>>>>
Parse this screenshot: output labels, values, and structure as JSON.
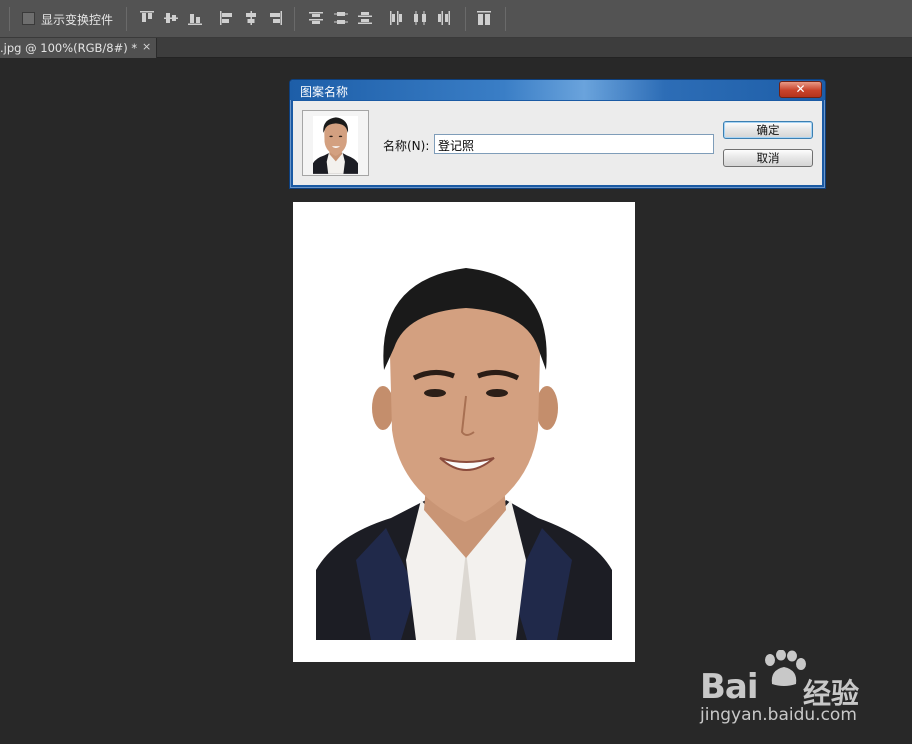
{
  "options_bar": {
    "transform_controls_label": "显示变换控件",
    "transform_controls_checked": false,
    "icons": [
      "align-top-edges-icon",
      "align-vertical-centers-icon",
      "align-bottom-edges-icon",
      "align-left-edges-icon",
      "align-horizontal-centers-icon",
      "align-right-edges-icon",
      "distribute-top-edges-icon",
      "distribute-vertical-centers-icon",
      "distribute-bottom-edges-icon",
      "distribute-left-edges-icon",
      "distribute-horizontal-centers-icon",
      "distribute-right-edges-icon",
      "auto-align-layers-icon"
    ]
  },
  "document_tab": {
    "title": ".jpg @ 100%(RGB/8#) *",
    "close_glyph": "×"
  },
  "dialog": {
    "title": "图案名称",
    "close_glyph": "✕",
    "name_label": "名称(N):",
    "name_value": "登记照",
    "ok_label": "确定",
    "cancel_label": "取消"
  },
  "watermark": {
    "brand": "Bai",
    "brand_suffix": "经验",
    "url": "jingyan.baidu.com"
  },
  "colors": {
    "workspace": "#282828",
    "options_bar": "#535353",
    "dialog_title_blue": "#1d5ea8",
    "close_red": "#c8432b"
  }
}
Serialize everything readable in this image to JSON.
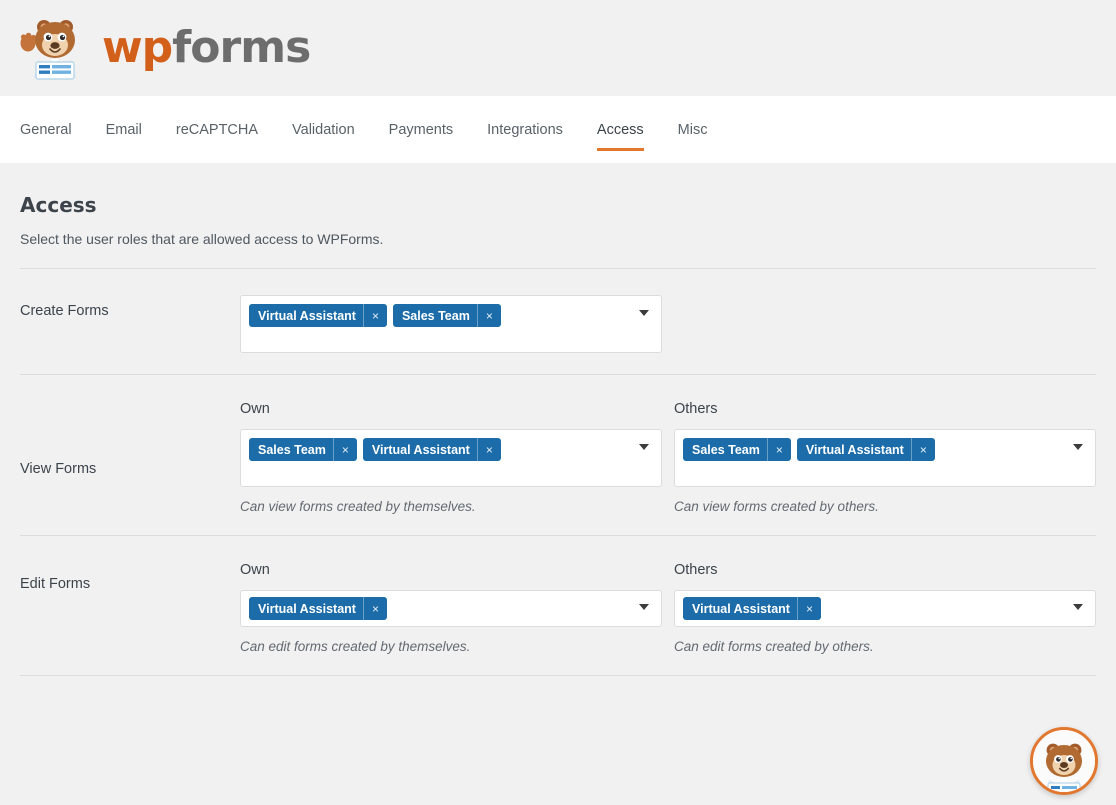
{
  "header": {
    "logo_alt": "wpforms-logo",
    "brand_wp": "wp",
    "brand_forms": "forms",
    "logo_orange": "#d2601a",
    "logo_grey": "#6d6d6d"
  },
  "nav": {
    "tabs": [
      {
        "label": "General",
        "active": false
      },
      {
        "label": "Email",
        "active": false
      },
      {
        "label": "reCAPTCHA",
        "active": false
      },
      {
        "label": "Validation",
        "active": false
      },
      {
        "label": "Payments",
        "active": false
      },
      {
        "label": "Integrations",
        "active": false
      },
      {
        "label": "Access",
        "active": true
      },
      {
        "label": "Misc",
        "active": false
      }
    ],
    "active_color": "#e27730"
  },
  "page": {
    "title": "Access",
    "description": "Select the user roles that are allowed access to WPForms."
  },
  "settings": {
    "tag_color": "#1b6ca8",
    "remove_icon": "×",
    "caret_icon": "chevron-down-icon",
    "rows": [
      {
        "label": "Create Forms",
        "columns": [
          {
            "heading": "",
            "tags": [
              "Virtual Assistant",
              "Sales Team"
            ],
            "help": ""
          }
        ]
      },
      {
        "label": "View Forms",
        "columns": [
          {
            "heading": "Own",
            "tags": [
              "Sales Team",
              "Virtual Assistant"
            ],
            "help": "Can view forms created by themselves."
          },
          {
            "heading": "Others",
            "tags": [
              "Sales Team",
              "Virtual Assistant"
            ],
            "help": "Can view forms created by others."
          }
        ]
      },
      {
        "label": "Edit Forms",
        "columns": [
          {
            "heading": "Own",
            "tags": [
              "Virtual Assistant"
            ],
            "help": "Can edit forms created by themselves."
          },
          {
            "heading": "Others",
            "tags": [
              "Virtual Assistant"
            ],
            "help": "Can edit forms created by others."
          }
        ]
      }
    ]
  },
  "help_widget": {
    "name": "wpforms-help-bear-button"
  }
}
<<<<
▸ WHAT IS NEEDED: Transcribe the records verbatim and omit the images.

▸ IN RESPONSE:
Parse this screenshot: output labels, values, and structure as JSON.
{
  "options_bar": {
    "transform_controls_label": "显示变换控件",
    "transform_controls_checked": false,
    "icons": [
      "align-top-edges-icon",
      "align-vertical-centers-icon",
      "align-bottom-edges-icon",
      "align-left-edges-icon",
      "align-horizontal-centers-icon",
      "align-right-edges-icon",
      "distribute-top-edges-icon",
      "distribute-vertical-centers-icon",
      "distribute-bottom-edges-icon",
      "distribute-left-edges-icon",
      "distribute-horizontal-centers-icon",
      "distribute-right-edges-icon",
      "auto-align-layers-icon"
    ]
  },
  "document_tab": {
    "title": ".jpg @ 100%(RGB/8#) *",
    "close_glyph": "×"
  },
  "dialog": {
    "title": "图案名称",
    "close_glyph": "✕",
    "name_label": "名称(N):",
    "name_value": "登记照",
    "ok_label": "确定",
    "cancel_label": "取消"
  },
  "watermark": {
    "brand": "Bai",
    "brand_suffix": "经验",
    "url": "jingyan.baidu.com"
  },
  "colors": {
    "workspace": "#282828",
    "options_bar": "#535353",
    "dialog_title_blue": "#1d5ea8",
    "close_red": "#c8432b"
  }
}
Serialize everything readable in this image to JSON.
{
  "header": {
    "logo_alt": "wpforms-logo",
    "brand_wp": "wp",
    "brand_forms": "forms",
    "logo_orange": "#d2601a",
    "logo_grey": "#6d6d6d"
  },
  "nav": {
    "tabs": [
      {
        "label": "General",
        "active": false
      },
      {
        "label": "Email",
        "active": false
      },
      {
        "label": "reCAPTCHA",
        "active": false
      },
      {
        "label": "Validation",
        "active": false
      },
      {
        "label": "Payments",
        "active": false
      },
      {
        "label": "Integrations",
        "active": false
      },
      {
        "label": "Access",
        "active": true
      },
      {
        "label": "Misc",
        "active": false
      }
    ],
    "active_color": "#e27730"
  },
  "page": {
    "title": "Access",
    "description": "Select the user roles that are allowed access to WPForms."
  },
  "settings": {
    "tag_color": "#1b6ca8",
    "remove_icon": "×",
    "caret_icon": "chevron-down-icon",
    "rows": [
      {
        "label": "Create Forms",
        "columns": [
          {
            "heading": "",
            "tags": [
              "Virtual Assistant",
              "Sales Team"
            ],
            "help": ""
          }
        ]
      },
      {
        "label": "View Forms",
        "columns": [
          {
            "heading": "Own",
            "tags": [
              "Sales Team",
              "Virtual Assistant"
            ],
            "help": "Can view forms created by themselves."
          },
          {
            "heading": "Others",
            "tags": [
              "Sales Team",
              "Virtual Assistant"
            ],
            "help": "Can view forms created by others."
          }
        ]
      },
      {
        "label": "Edit Forms",
        "columns": [
          {
            "heading": "Own",
            "tags": [
              "Virtual Assistant"
            ],
            "help": "Can edit forms created by themselves."
          },
          {
            "heading": "Others",
            "tags": [
              "Virtual Assistant"
            ],
            "help": "Can edit forms created by others."
          }
        ]
      }
    ]
  },
  "help_widget": {
    "name": "wpforms-help-bear-button"
  }
}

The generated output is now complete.